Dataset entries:
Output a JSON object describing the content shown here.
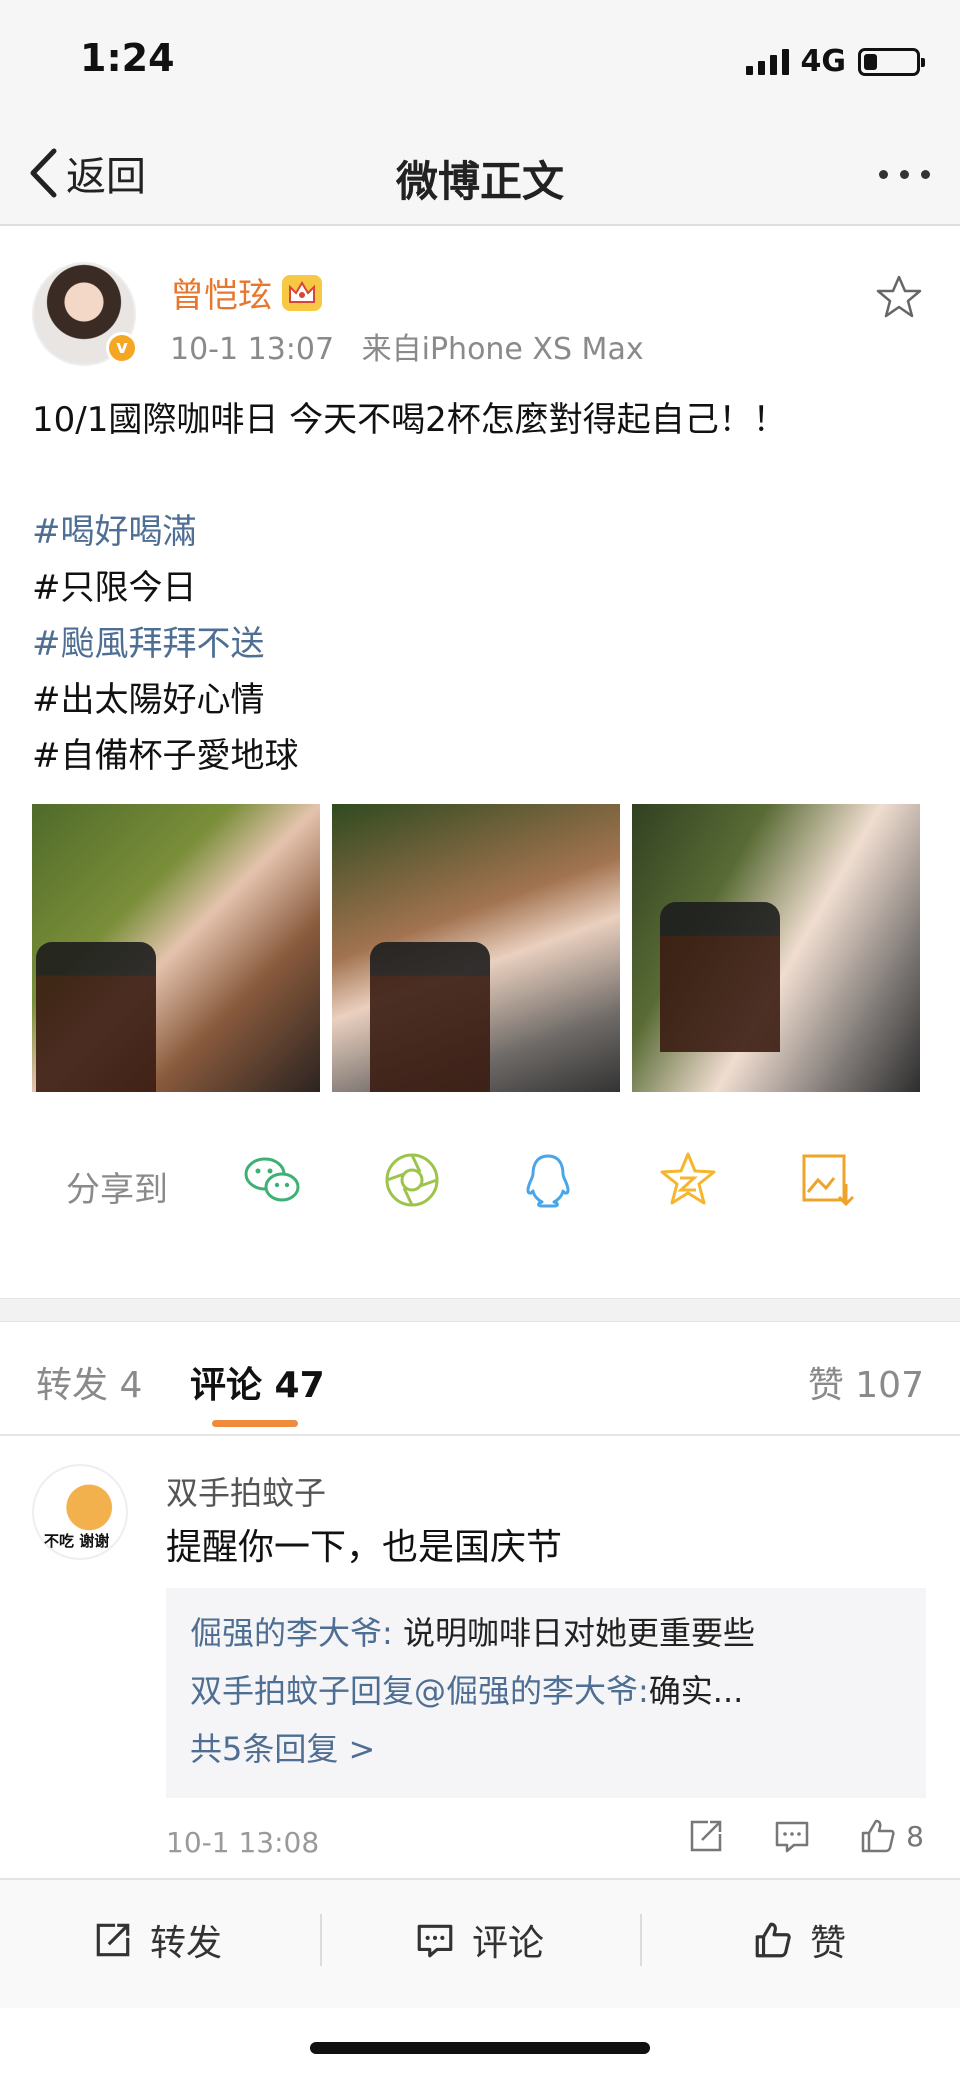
{
  "status_bar": {
    "time": "1:24",
    "network": "4G",
    "battery_level": 0.25
  },
  "nav": {
    "back_label": "返回",
    "title": "微博正文"
  },
  "post": {
    "author": "曾恺玹",
    "time": "10-1 13:07",
    "source": "来自iPhone XS Max",
    "text": "10/1國際咖啡日 今天不喝2杯怎麼對得起自己！！",
    "tags": [
      {
        "text": "#喝好喝滿"
      },
      {
        "text": "#只限今日"
      },
      {
        "text": "#颱風拜拜不送"
      },
      {
        "text": "#出太陽好心情"
      },
      {
        "text": "#自備杯子愛地球"
      }
    ],
    "photo_count": 3
  },
  "share": {
    "label": "分享到",
    "targets": [
      "wechat-icon",
      "moments-icon",
      "qq-icon",
      "qzone-icon",
      "save-image-icon"
    ]
  },
  "tabs": {
    "repost": "转发 4",
    "comment": "评论 47",
    "like": "赞 107"
  },
  "comment": {
    "name": "双手拍蚊子",
    "avatar_caption": "不吃 谢谢",
    "text": "提醒你一下，也是国庆节",
    "replies": [
      {
        "user": "倔强的李大爷:",
        "text": " 说明咖啡日对她更重要些"
      },
      {
        "user": "双手拍蚊子回复@倔强的李大爷:",
        "text": "确实..."
      }
    ],
    "more_replies": "共5条回复 >",
    "time": "10-1 13:08",
    "like_count": "8"
  },
  "toolbar": {
    "repost": "转发",
    "comment": "评论",
    "like": "赞"
  },
  "colors": {
    "accent": "#f08a3c",
    "link": "#4e6e93",
    "author": "#e8772e"
  }
}
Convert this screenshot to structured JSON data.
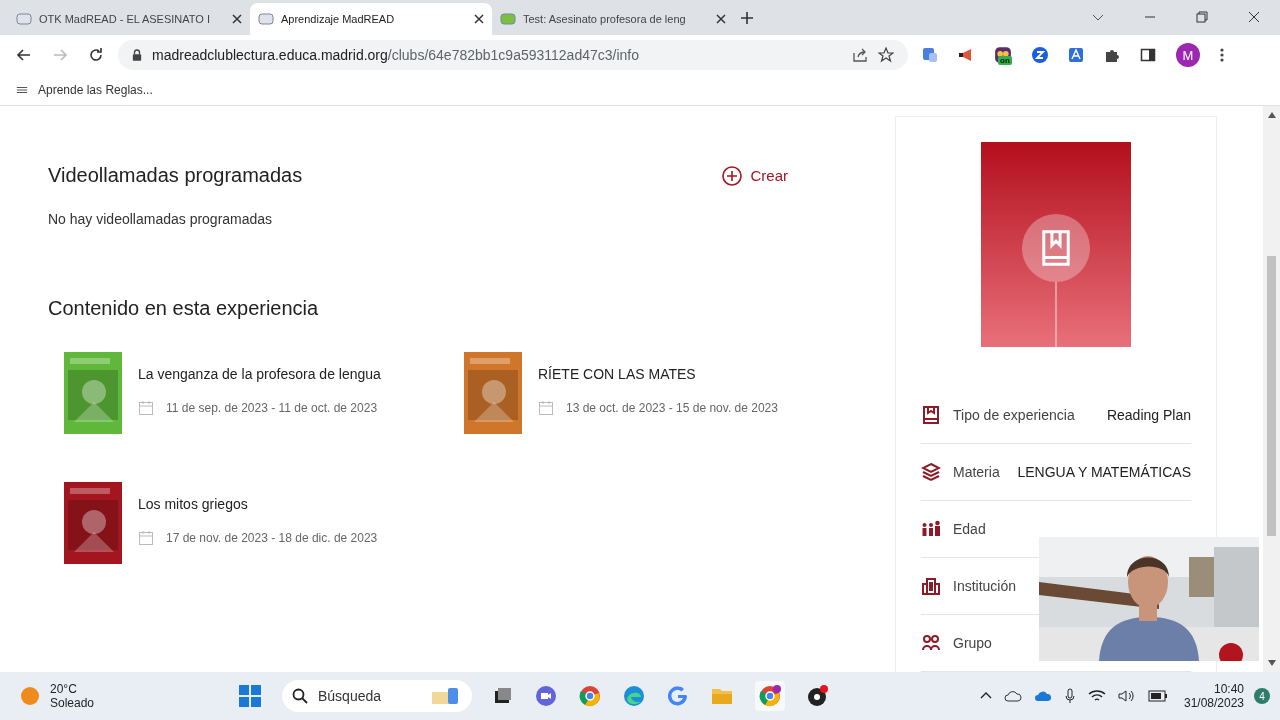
{
  "tabs": [
    {
      "title": "OTK MadREAD - EL ASESINATO I",
      "selected": false
    },
    {
      "title": "Aprendizaje MadREAD",
      "selected": true
    },
    {
      "title": "Test: Asesinato profesora de leng",
      "selected": false
    }
  ],
  "address_bar": {
    "host": "madreadclublectura.educa.madrid.org",
    "path": "/clubs/64e782bb1c9a593112ad47c3/info"
  },
  "extension_badge": "on",
  "profile_initial": "M",
  "bookmarks": [
    "Aprende las Reglas..."
  ],
  "videocalls": {
    "title": "Videollamadas programadas",
    "create_label": "Crear",
    "empty_message": "No hay videollamadas programadas"
  },
  "content": {
    "title": "Contenido en esta experiencia",
    "items": [
      {
        "title": "La venganza de la profesora de lengua",
        "dates": "11 de sep. de 2023 - 11 de oct. de 2023"
      },
      {
        "title": "RÍETE CON LAS MATES",
        "dates": "13 de oct. de 2023 - 15 de nov. de 2023"
      },
      {
        "title": "Los mitos griegos",
        "dates": "17 de nov. de 2023 - 18 de dic. de 2023"
      }
    ]
  },
  "details": [
    {
      "kind": "book",
      "label": "Tipo de experiencia",
      "value": "Reading Plan"
    },
    {
      "kind": "layers",
      "label": "Materia",
      "value": "LENGUA Y MATEMÁTICAS"
    },
    {
      "kind": "people",
      "label": "Edad"
    },
    {
      "kind": "building",
      "label": "Institución"
    },
    {
      "kind": "group",
      "label": "Grupo"
    }
  ],
  "taskbar": {
    "temperature": "20°C",
    "condition": "Soleado",
    "search_placeholder": "Búsqueda",
    "time": "10:40",
    "date": "31/08/2023",
    "notifications": "4"
  }
}
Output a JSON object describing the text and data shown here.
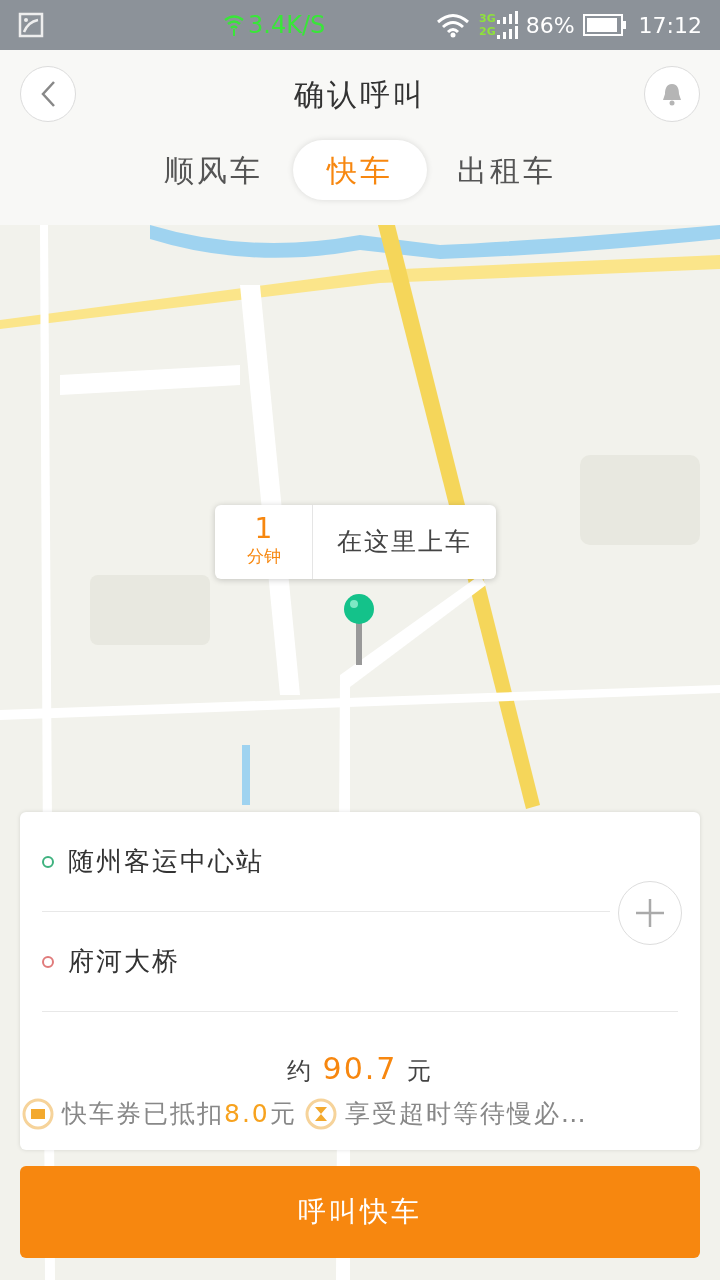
{
  "status_bar": {
    "speed": "3.4K/S",
    "network_top": "3G",
    "network_bottom": "2G",
    "battery": "86%",
    "time": "17:12"
  },
  "header": {
    "title": "确认呼叫"
  },
  "tabs": [
    {
      "label": "顺风车",
      "selected": false
    },
    {
      "label": "快车",
      "selected": true
    },
    {
      "label": "出租车",
      "selected": false
    }
  ],
  "map": {
    "eta_value": "1",
    "eta_unit": "分钟",
    "pickup_label": "在这里上车"
  },
  "route": [
    {
      "place": "随州客运中心站",
      "color": "#3fb27f"
    },
    {
      "place": "府河大桥",
      "color": "#e07b7b"
    }
  ],
  "price": {
    "prefix": "约",
    "amount": "90.7",
    "suffix": "元"
  },
  "promos": [
    {
      "before": "快车券已抵扣",
      "amount": "8.0",
      "after": "元"
    },
    {
      "before": "享受超时等待慢必…"
    }
  ],
  "call_button": "呼叫快车"
}
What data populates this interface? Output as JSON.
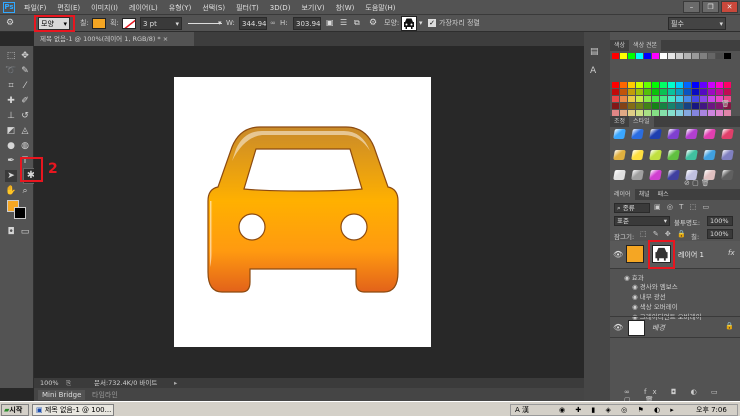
{
  "app": {
    "logo": "Ps"
  },
  "menu": [
    "파일(F)",
    "편집(E)",
    "이미지(I)",
    "레이어(L)",
    "유형(Y)",
    "선택(S)",
    "필터(T)",
    "3D(D)",
    "보기(V)",
    "창(W)",
    "도움말(H)"
  ],
  "options_bar": {
    "mode_label": "모양",
    "fill_label": "칠:",
    "stroke_label": "획:",
    "stroke_width": "3 pt",
    "w_label": "W:",
    "w_value": "344.94",
    "h_label": "H:",
    "h_value": "303.94",
    "shape_label": "모양:",
    "align_edges_label": "가장자리 정렬",
    "workspace": "필수",
    "fill_color": "#f5a623"
  },
  "document": {
    "tab_title": "제목 없음-1 @ 100%(레이어 1, RGB/8) *",
    "zoom": "100%",
    "doc_info": "문서:732.4K/0 바이트"
  },
  "annotation": {
    "label": "2"
  },
  "bottom_tabs": [
    "Mini Bridge",
    "타임라인"
  ],
  "panels": {
    "color_tabs": [
      "색상",
      "색상 견본"
    ],
    "style_tabs": [
      "조정",
      "스타일"
    ],
    "layer_tabs": [
      "레이어",
      "채널",
      "패스"
    ],
    "kind_label": "종류",
    "blend_mode": "표준",
    "opacity_label": "불투명도:",
    "opacity_value": "100%",
    "lock_label": "잠그기:",
    "fill_label": "칠:",
    "fill_value": "100%",
    "layer1_name": "레이어 1",
    "fx_label": "fx",
    "effects_label": "효과",
    "effects": [
      "경사와 엠보스",
      "내부 광선",
      "색상 오버레이",
      "그레이디언트 오버레이"
    ],
    "background_layer": "배경"
  },
  "taskbar": {
    "start": "시작",
    "task_item": "제목 없음-1 @ 100...",
    "lang": "A 漢",
    "clock": "오후 7:06"
  }
}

PROBLEM TO WORK ON: Print each record exactly as it stands, leaving the images out.

REPLY:
Output a JSON object describing the content shown here.
{
  "status_bar": {
    "time": "1:24",
    "network": "4G",
    "battery_level": 0.25
  },
  "nav": {
    "back_label": "返回",
    "title": "微博正文"
  },
  "post": {
    "author": "曾恺玹",
    "time": "10-1 13:07",
    "source": "来自iPhone XS Max",
    "text": "10/1國際咖啡日 今天不喝2杯怎麼對得起自己！！",
    "tags": [
      {
        "text": "#喝好喝滿"
      },
      {
        "text": "#只限今日"
      },
      {
        "text": "#颱風拜拜不送"
      },
      {
        "text": "#出太陽好心情"
      },
      {
        "text": "#自備杯子愛地球"
      }
    ],
    "photo_count": 3
  },
  "share": {
    "label": "分享到",
    "targets": [
      "wechat-icon",
      "moments-icon",
      "qq-icon",
      "qzone-icon",
      "save-image-icon"
    ]
  },
  "tabs": {
    "repost": "转发 4",
    "comment": "评论 47",
    "like": "赞 107"
  },
  "comment": {
    "name": "双手拍蚊子",
    "avatar_caption": "不吃 谢谢",
    "text": "提醒你一下，也是国庆节",
    "replies": [
      {
        "user": "倔强的李大爷:",
        "text": " 说明咖啡日对她更重要些"
      },
      {
        "user": "双手拍蚊子回复@倔强的李大爷:",
        "text": "确实..."
      }
    ],
    "more_replies": "共5条回复 >",
    "time": "10-1 13:08",
    "like_count": "8"
  },
  "toolbar": {
    "repost": "转发",
    "comment": "评论",
    "like": "赞"
  },
  "colors": {
    "accent": "#f08a3c",
    "link": "#4e6e93",
    "author": "#e8772e"
  }
}
Convert this screenshot to structured JSON data.
{
  "tabs": [
    {
      "title": "OTK MadREAD - EL ASESINATO I",
      "selected": false
    },
    {
      "title": "Aprendizaje MadREAD",
      "selected": true
    },
    {
      "title": "Test: Asesinato profesora de leng",
      "selected": false
    }
  ],
  "address_bar": {
    "host": "madreadclublectura.educa.madrid.org",
    "path": "/clubs/64e782bb1c9a593112ad47c3/info"
  },
  "extension_badge": "on",
  "profile_initial": "M",
  "bookmarks": [
    "Aprende las Reglas..."
  ],
  "videocalls": {
    "title": "Videollamadas programadas",
    "create_label": "Crear",
    "empty_message": "No hay videollamadas programadas"
  },
  "content": {
    "title": "Contenido en esta experiencia",
    "items": [
      {
        "title": "La venganza de la profesora de lengua",
        "dates": "11 de sep. de 2023 - 11 de oct. de 2023"
      },
      {
        "title": "RÍETE CON LAS MATES",
        "dates": "13 de oct. de 2023 - 15 de nov. de 2023"
      },
      {
        "title": "Los mitos griegos",
        "dates": "17 de nov. de 2023 - 18 de dic. de 2023"
      }
    ]
  },
  "details": [
    {
      "kind": "book",
      "label": "Tipo de experiencia",
      "value": "Reading Plan"
    },
    {
      "kind": "layers",
      "label": "Materia",
      "value": "LENGUA Y MATEMÁTICAS"
    },
    {
      "kind": "people",
      "label": "Edad"
    },
    {
      "kind": "building",
      "label": "Institución"
    },
    {
      "kind": "group",
      "label": "Grupo"
    }
  ],
  "taskbar": {
    "temperature": "20°C",
    "condition": "Soleado",
    "search_placeholder": "Búsqueda",
    "time": "10:40",
    "date": "31/08/2023",
    "notifications": "4"
  }
}
Output a JSON object describing the text and data shown here.
{
  "status_bar": {
    "speed": "3.4K/S",
    "network_top": "3G",
    "network_bottom": "2G",
    "battery": "86%",
    "time": "17:12"
  },
  "header": {
    "title": "确认呼叫"
  },
  "tabs": [
    {
      "label": "顺风车",
      "selected": false
    },
    {
      "label": "快车",
      "selected": true
    },
    {
      "label": "出租车",
      "selected": false
    }
  ],
  "map": {
    "eta_value": "1",
    "eta_unit": "分钟",
    "pickup_label": "在这里上车"
  },
  "route": [
    {
      "place": "随州客运中心站",
      "color": "#3fb27f"
    },
    {
      "place": "府河大桥",
      "color": "#e07b7b"
    }
  ],
  "price": {
    "prefix": "约",
    "amount": "90.7",
    "suffix": "元"
  },
  "promos": [
    {
      "before": "快车券已抵扣",
      "amount": "8.0",
      "after": "元"
    },
    {
      "before": "享受超时等待慢必…"
    }
  ],
  "call_button": "呼叫快车"
}
What data populates this interface? Output as JSON.
{
  "app": {
    "logo": "Ps"
  },
  "menu": [
    "파일(F)",
    "편집(E)",
    "이미지(I)",
    "레이어(L)",
    "유형(Y)",
    "선택(S)",
    "필터(T)",
    "3D(D)",
    "보기(V)",
    "창(W)",
    "도움말(H)"
  ],
  "options_bar": {
    "mode_label": "모양",
    "fill_label": "칠:",
    "stroke_label": "획:",
    "stroke_width": "3 pt",
    "w_label": "W:",
    "w_value": "344.94",
    "h_label": "H:",
    "h_value": "303.94",
    "shape_label": "모양:",
    "align_edges_label": "가장자리 정렬",
    "workspace": "필수",
    "fill_color": "#f5a623"
  },
  "document": {
    "tab_title": "제목 없음-1 @ 100%(레이어 1, RGB/8) *",
    "zoom": "100%",
    "doc_info": "문서:732.4K/0 바이트"
  },
  "annotation": {
    "label": "2"
  },
  "bottom_tabs": [
    "Mini Bridge",
    "타임라인"
  ],
  "panels": {
    "color_tabs": [
      "색상",
      "색상 견본"
    ],
    "style_tabs": [
      "조정",
      "스타일"
    ],
    "layer_tabs": [
      "레이어",
      "채널",
      "패스"
    ],
    "kind_label": "종류",
    "blend_mode": "표준",
    "opacity_label": "불투명도:",
    "opacity_value": "100%",
    "lock_label": "잠그기:",
    "fill_label": "칠:",
    "fill_value": "100%",
    "layer1_name": "레이어 1",
    "fx_label": "fx",
    "effects_label": "효과",
    "effects": [
      "경사와 엠보스",
      "내부 광선",
      "색상 오버레이",
      "그레이디언트 오버레이"
    ],
    "background_layer": "배경"
  },
  "taskbar": {
    "start": "시작",
    "task_item": "제목 없음-1 @ 100...",
    "lang": "A 漢",
    "clock": "오후 7:06"
  }
}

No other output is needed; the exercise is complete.